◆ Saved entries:
:::

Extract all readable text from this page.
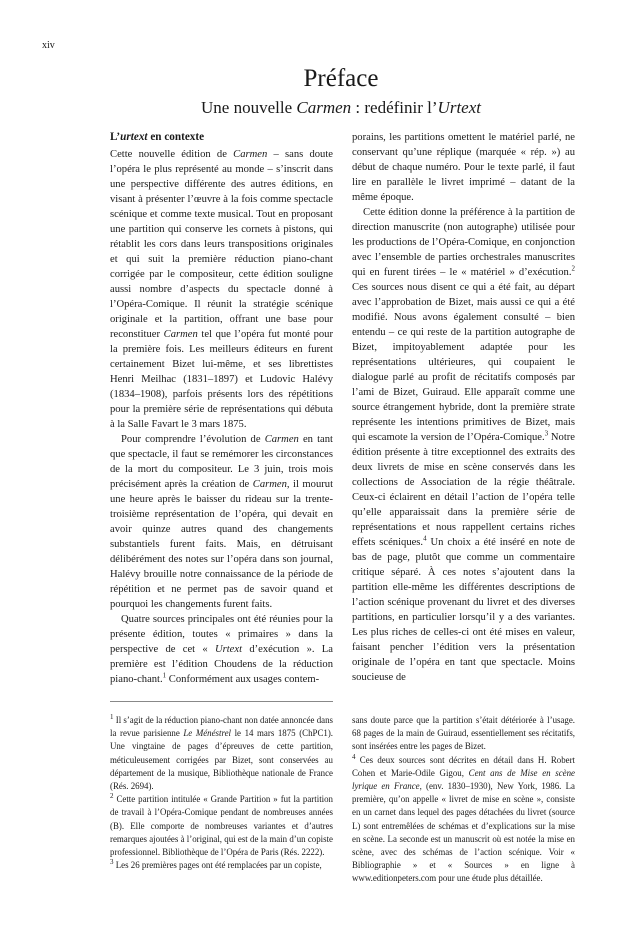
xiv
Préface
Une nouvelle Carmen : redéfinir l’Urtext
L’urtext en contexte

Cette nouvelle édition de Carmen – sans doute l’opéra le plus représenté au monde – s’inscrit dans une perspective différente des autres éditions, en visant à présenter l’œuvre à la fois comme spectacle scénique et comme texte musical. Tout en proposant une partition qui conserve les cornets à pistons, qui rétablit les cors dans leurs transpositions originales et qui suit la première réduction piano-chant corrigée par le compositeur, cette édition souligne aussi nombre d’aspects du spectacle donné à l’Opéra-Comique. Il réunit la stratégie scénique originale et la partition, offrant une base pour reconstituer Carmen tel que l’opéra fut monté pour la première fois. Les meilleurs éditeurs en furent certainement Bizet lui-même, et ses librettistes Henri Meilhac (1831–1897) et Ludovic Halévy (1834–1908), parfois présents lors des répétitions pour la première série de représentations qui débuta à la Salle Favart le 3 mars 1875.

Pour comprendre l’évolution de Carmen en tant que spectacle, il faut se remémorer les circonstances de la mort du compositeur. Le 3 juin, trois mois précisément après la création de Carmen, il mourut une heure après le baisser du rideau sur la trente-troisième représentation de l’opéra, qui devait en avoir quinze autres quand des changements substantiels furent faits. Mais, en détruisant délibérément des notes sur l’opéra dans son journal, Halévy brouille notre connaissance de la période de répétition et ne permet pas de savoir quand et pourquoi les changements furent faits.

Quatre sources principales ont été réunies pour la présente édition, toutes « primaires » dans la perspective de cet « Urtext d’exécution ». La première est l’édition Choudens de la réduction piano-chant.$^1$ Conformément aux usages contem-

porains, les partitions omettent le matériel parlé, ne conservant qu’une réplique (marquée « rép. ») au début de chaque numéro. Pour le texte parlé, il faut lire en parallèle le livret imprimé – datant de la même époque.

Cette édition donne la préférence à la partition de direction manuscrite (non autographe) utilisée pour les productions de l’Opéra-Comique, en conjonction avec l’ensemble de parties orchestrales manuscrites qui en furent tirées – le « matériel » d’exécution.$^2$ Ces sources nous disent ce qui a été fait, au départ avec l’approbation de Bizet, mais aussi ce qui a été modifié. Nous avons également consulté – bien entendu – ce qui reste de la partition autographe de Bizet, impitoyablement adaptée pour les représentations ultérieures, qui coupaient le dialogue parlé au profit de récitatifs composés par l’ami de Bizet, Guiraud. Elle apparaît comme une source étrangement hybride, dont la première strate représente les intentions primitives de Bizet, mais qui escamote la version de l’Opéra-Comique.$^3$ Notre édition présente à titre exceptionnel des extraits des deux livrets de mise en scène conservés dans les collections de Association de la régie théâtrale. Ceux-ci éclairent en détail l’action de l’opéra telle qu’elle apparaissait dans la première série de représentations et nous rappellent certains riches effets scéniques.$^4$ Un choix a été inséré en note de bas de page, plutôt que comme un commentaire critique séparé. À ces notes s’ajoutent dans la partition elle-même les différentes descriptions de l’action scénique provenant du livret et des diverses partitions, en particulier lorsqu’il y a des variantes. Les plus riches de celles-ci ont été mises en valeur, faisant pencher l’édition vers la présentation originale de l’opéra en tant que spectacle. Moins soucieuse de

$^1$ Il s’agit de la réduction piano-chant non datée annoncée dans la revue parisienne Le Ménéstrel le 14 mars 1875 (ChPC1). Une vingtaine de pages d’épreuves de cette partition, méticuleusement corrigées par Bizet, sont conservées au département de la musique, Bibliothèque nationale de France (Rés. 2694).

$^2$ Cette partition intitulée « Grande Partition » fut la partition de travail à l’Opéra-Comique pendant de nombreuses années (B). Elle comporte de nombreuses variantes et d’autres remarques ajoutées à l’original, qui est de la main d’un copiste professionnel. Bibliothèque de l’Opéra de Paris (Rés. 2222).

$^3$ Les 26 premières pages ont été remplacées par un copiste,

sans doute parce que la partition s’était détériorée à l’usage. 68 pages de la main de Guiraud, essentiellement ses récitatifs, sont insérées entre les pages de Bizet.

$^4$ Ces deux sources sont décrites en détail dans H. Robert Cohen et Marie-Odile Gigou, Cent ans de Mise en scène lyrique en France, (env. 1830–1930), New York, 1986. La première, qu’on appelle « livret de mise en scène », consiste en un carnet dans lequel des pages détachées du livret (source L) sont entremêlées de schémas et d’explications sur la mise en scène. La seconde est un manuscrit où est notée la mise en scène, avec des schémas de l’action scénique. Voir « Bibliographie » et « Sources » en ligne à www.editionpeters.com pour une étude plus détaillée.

:::

◆ What the exercise asks: Your task is to gather all lines from the entries above that hold the word "France".

◆ Correct output:
$^1$ Il s’agit de la réduction piano-chant non datée annoncée dans la revue parisienne Le Ménéstrel le 14 mars 1875 (ChPC1). Une vingtaine de pages d’épreuves de cette partition, méticuleusement corrigées par Bizet, sont conservées au département de la musique, Bibliothèque nationale de France (Rés. 2694).
$^4$ Ces deux sources sont décrites en détail dans H. Robert Cohen et Marie-Odile Gigou, Cent ans de Mise en scène lyrique en France, (env. 1830–1930), New York, 1986. La première, qu’on appelle « livret de mise en scène », consiste en un carnet dans lequel des pages détachées du livret (source L) sont entremêlées de schémas et d’explications sur la mise en scène. La seconde est un manuscrit où est notée la mise en scène, avec des schémas de l’action scénique. Voir « Bibliographie » et « Sources » en ligne à www.editionpeters.com pour une étude plus détaillée.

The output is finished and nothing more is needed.